PROMPT | Using the entries that follow, collect the lines where the word "this" appears.

RECORDS SUPPLIED |
....................

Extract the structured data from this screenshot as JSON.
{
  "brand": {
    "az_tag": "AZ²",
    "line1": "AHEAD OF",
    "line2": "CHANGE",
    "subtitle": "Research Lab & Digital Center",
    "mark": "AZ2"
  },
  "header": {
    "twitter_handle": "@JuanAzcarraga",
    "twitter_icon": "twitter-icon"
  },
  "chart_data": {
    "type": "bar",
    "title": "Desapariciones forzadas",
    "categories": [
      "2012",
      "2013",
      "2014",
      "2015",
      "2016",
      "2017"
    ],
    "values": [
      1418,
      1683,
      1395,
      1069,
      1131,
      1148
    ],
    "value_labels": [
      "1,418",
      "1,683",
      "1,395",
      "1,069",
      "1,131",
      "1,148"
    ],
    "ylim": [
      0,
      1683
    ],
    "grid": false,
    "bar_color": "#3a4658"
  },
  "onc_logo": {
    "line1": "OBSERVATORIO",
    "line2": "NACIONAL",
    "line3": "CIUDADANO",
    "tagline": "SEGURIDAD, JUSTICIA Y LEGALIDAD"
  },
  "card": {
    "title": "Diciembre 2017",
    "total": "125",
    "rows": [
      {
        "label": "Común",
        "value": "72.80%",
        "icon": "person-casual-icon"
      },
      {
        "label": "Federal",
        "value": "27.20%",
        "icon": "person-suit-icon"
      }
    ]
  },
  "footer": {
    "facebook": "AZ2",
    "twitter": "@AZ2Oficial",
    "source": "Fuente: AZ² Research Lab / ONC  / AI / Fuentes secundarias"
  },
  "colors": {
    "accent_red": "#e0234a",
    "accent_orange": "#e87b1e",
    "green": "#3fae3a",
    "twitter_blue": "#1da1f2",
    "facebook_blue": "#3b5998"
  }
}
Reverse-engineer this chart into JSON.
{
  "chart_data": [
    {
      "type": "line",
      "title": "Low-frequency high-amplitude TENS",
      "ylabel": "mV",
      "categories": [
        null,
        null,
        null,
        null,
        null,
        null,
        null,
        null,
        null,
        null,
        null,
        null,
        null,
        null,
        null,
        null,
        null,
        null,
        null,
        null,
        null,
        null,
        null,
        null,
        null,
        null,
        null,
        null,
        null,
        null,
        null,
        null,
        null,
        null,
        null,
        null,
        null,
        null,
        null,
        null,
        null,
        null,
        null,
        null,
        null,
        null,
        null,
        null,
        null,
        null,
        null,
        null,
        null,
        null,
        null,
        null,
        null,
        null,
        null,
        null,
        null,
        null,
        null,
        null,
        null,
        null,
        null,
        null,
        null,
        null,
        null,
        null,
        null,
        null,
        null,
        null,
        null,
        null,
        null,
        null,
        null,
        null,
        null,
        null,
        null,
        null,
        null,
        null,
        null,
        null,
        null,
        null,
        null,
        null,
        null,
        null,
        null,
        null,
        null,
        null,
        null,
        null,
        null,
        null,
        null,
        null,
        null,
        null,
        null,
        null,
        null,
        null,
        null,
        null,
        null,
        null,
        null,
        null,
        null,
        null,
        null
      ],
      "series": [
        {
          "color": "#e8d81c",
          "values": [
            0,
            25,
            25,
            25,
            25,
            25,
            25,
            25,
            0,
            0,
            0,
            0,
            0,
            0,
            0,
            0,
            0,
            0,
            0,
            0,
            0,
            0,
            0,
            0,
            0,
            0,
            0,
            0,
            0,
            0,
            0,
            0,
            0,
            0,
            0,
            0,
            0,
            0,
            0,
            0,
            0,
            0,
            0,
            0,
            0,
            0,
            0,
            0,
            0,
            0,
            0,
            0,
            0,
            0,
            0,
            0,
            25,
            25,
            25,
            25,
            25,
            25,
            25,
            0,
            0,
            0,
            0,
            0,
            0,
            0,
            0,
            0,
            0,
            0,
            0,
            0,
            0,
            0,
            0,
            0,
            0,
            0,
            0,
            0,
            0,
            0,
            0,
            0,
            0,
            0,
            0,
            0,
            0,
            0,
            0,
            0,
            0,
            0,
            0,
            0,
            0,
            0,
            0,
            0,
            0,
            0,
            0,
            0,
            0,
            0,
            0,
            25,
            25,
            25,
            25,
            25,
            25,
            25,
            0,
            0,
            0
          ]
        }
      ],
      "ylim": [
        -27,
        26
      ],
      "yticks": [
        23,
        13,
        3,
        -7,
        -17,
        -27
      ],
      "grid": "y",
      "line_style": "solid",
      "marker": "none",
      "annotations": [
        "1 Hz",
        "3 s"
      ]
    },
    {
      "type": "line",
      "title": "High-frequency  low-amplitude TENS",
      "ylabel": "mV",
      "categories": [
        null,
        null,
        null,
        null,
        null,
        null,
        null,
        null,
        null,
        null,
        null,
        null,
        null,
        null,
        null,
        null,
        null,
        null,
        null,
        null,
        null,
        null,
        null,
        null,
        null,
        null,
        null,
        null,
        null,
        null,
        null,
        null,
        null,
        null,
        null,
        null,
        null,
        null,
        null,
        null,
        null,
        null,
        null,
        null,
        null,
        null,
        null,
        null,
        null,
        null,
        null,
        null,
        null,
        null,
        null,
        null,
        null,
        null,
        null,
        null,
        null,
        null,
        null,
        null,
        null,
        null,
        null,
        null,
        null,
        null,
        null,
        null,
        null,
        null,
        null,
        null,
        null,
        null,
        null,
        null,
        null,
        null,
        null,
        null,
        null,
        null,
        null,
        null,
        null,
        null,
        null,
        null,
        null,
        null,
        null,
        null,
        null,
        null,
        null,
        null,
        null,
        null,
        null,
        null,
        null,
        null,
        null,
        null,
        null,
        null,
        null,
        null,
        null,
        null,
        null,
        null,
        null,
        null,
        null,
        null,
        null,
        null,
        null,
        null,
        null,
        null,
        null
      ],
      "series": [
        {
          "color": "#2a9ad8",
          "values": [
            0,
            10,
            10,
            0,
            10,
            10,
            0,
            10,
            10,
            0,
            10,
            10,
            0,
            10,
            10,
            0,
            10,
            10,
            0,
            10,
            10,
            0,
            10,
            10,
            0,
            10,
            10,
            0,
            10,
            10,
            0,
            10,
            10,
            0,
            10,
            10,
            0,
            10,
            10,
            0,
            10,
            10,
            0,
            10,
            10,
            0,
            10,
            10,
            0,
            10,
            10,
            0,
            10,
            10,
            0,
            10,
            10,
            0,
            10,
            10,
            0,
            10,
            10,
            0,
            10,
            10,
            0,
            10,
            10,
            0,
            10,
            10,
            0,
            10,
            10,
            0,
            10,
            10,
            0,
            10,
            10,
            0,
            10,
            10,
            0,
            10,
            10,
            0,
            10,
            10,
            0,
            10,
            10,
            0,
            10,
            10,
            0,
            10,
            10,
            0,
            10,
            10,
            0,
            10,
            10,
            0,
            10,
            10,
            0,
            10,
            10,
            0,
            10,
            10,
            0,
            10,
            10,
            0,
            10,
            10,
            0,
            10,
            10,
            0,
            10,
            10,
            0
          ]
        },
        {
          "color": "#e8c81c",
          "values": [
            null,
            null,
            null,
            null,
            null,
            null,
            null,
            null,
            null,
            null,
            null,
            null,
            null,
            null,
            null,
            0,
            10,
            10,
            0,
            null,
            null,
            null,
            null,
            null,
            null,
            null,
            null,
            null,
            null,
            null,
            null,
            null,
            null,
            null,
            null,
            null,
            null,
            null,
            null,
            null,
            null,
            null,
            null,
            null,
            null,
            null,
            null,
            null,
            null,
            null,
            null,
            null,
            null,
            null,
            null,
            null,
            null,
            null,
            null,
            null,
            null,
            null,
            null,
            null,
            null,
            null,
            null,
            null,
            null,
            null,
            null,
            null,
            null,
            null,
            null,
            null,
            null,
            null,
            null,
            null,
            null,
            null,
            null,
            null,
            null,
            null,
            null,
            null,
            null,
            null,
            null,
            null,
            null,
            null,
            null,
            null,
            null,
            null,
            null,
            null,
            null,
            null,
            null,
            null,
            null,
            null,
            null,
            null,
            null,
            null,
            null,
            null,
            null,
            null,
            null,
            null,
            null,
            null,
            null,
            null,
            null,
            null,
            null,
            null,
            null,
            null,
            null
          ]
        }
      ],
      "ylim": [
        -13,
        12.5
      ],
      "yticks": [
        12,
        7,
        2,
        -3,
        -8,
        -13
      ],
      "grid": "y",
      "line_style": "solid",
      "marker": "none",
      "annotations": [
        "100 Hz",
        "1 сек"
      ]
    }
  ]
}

....................

EXPECTED ANSWER |
Extract the structured data from this screenshot as JSON.
Reverse-engineer this chart into JSON.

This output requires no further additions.